* [Written problem]
Select, from the material below, each line with "giugno" in it.

________________________

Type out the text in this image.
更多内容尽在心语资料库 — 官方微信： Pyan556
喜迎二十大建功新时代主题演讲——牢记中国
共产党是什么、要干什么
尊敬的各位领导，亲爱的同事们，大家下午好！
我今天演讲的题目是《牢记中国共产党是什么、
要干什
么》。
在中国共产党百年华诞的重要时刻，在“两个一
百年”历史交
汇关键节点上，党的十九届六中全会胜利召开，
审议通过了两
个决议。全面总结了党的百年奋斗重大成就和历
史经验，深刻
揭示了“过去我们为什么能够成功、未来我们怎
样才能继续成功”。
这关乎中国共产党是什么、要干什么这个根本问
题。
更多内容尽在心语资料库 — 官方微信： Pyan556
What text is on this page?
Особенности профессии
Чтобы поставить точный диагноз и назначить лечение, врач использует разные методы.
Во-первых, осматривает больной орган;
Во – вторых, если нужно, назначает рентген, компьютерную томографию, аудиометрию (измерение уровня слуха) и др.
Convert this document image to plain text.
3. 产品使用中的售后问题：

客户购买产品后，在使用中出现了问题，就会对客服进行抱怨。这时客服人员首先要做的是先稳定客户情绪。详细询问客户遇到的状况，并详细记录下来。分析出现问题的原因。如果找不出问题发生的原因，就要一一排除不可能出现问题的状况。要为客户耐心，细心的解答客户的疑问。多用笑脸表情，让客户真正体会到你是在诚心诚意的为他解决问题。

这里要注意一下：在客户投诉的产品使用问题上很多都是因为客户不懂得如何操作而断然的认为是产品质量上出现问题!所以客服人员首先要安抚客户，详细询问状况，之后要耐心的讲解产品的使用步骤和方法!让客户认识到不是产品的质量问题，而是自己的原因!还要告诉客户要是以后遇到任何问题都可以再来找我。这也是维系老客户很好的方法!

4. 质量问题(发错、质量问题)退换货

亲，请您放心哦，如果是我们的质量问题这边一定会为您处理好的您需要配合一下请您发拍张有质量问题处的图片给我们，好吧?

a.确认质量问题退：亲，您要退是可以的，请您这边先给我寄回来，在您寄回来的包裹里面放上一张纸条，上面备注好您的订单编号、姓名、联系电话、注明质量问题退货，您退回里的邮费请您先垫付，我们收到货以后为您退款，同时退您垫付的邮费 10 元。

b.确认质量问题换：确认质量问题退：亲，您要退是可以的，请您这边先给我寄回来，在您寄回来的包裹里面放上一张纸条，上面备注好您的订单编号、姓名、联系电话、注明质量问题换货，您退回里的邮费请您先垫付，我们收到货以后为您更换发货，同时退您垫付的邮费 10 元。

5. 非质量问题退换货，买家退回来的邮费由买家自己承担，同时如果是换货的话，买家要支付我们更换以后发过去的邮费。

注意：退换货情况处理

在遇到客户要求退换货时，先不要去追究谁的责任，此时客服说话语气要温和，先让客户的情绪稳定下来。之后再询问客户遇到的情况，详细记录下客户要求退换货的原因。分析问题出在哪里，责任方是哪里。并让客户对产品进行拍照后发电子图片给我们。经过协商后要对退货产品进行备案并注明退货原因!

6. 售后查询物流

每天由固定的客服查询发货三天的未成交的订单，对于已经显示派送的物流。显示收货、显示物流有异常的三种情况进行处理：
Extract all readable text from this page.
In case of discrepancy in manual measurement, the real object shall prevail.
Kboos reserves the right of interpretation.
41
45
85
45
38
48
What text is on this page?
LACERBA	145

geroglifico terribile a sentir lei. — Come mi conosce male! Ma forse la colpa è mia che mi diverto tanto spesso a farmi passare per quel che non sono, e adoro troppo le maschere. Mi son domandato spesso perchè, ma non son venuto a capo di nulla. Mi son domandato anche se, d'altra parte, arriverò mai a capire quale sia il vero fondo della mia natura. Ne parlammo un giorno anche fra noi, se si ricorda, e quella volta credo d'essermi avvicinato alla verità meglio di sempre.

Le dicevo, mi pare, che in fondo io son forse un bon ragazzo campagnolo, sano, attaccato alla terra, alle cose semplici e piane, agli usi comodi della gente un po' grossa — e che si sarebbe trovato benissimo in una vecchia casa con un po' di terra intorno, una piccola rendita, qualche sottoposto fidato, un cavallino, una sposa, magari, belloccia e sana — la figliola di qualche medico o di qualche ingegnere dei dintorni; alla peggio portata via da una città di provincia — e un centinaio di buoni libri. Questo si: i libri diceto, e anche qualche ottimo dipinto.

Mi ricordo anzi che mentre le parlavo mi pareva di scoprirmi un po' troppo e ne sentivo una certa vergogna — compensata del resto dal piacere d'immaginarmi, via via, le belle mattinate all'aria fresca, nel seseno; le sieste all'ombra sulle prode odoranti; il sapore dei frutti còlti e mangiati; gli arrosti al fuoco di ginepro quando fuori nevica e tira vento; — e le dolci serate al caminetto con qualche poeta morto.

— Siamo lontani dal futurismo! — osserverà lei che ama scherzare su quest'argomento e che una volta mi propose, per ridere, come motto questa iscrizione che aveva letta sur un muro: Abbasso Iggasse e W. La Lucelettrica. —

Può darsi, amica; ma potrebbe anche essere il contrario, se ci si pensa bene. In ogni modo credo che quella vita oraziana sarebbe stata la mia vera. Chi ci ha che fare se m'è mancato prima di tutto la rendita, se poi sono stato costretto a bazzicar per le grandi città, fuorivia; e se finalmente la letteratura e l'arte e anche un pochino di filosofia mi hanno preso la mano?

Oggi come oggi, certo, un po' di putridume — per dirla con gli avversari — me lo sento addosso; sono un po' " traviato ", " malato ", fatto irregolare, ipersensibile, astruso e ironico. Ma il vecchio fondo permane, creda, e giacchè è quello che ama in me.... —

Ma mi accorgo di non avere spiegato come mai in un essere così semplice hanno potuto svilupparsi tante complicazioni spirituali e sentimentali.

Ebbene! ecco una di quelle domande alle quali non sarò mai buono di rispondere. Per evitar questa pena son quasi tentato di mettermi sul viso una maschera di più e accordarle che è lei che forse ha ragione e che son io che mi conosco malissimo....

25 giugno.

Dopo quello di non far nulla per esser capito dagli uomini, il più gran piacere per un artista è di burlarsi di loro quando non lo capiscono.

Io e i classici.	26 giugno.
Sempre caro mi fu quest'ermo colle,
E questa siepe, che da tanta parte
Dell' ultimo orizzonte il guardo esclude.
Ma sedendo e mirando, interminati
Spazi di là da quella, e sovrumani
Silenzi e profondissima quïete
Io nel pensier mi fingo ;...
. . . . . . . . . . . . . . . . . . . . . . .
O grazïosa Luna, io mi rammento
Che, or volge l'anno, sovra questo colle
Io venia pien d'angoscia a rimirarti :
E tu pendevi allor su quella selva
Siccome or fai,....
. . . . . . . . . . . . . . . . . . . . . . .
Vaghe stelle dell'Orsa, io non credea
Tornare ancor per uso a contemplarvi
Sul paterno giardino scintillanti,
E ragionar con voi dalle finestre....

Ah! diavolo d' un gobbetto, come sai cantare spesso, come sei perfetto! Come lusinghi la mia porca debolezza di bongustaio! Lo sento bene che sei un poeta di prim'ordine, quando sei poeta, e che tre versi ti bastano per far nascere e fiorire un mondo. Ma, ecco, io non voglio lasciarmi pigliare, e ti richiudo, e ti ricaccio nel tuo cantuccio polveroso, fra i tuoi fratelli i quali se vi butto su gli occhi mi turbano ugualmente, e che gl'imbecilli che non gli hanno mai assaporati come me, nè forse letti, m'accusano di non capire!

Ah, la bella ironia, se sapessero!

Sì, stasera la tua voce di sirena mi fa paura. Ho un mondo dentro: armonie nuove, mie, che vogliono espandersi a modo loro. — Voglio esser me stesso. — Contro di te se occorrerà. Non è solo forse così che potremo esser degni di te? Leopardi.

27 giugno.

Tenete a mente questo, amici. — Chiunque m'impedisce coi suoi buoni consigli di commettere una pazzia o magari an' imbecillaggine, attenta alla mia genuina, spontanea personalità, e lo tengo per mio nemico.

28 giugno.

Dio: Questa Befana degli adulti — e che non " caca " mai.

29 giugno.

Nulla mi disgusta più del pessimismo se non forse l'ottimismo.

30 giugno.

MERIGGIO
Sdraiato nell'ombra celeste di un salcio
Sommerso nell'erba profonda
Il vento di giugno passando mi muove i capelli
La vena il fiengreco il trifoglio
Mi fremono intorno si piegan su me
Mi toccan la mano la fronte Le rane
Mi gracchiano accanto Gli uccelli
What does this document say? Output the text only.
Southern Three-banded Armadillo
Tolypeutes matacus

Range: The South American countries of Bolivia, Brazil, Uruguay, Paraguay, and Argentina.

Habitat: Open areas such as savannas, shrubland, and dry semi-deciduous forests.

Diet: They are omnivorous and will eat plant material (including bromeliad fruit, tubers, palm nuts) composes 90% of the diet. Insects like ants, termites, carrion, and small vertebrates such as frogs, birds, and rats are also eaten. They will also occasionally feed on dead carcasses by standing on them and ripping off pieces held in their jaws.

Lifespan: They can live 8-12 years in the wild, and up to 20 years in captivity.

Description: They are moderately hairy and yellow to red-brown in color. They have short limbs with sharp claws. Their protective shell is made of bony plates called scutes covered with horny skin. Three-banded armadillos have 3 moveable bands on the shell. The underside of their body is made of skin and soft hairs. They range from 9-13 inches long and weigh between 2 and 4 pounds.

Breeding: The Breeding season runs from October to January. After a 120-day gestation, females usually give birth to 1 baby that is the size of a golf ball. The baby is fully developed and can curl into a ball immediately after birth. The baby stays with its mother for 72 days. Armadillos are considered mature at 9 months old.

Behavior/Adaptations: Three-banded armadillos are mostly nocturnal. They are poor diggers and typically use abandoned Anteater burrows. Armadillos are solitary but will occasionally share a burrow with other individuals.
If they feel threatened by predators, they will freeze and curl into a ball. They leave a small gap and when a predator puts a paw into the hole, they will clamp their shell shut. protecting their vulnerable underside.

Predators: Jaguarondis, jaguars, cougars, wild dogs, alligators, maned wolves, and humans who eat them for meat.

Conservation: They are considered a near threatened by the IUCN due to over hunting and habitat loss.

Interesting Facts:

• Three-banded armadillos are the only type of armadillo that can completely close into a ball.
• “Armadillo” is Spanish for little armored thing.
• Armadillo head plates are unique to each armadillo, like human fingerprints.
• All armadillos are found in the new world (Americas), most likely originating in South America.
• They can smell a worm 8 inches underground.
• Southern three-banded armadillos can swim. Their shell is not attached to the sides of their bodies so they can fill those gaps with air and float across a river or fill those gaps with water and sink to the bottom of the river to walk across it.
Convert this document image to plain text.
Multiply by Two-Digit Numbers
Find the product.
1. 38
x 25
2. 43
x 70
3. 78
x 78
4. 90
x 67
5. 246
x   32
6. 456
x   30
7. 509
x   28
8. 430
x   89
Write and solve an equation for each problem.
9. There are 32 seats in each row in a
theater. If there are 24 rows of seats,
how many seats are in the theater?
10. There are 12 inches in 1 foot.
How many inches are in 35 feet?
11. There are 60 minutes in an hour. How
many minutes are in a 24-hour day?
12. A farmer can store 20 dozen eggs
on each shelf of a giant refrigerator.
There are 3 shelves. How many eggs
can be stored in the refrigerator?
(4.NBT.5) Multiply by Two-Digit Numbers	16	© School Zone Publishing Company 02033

________________________

* [Correct result]
25 giugno.
Io e i classici.	26 giugno.
27 giugno.
28 giugno.
29 giugno.
30 giugno.
Il vento di giugno passando mi muove i capelli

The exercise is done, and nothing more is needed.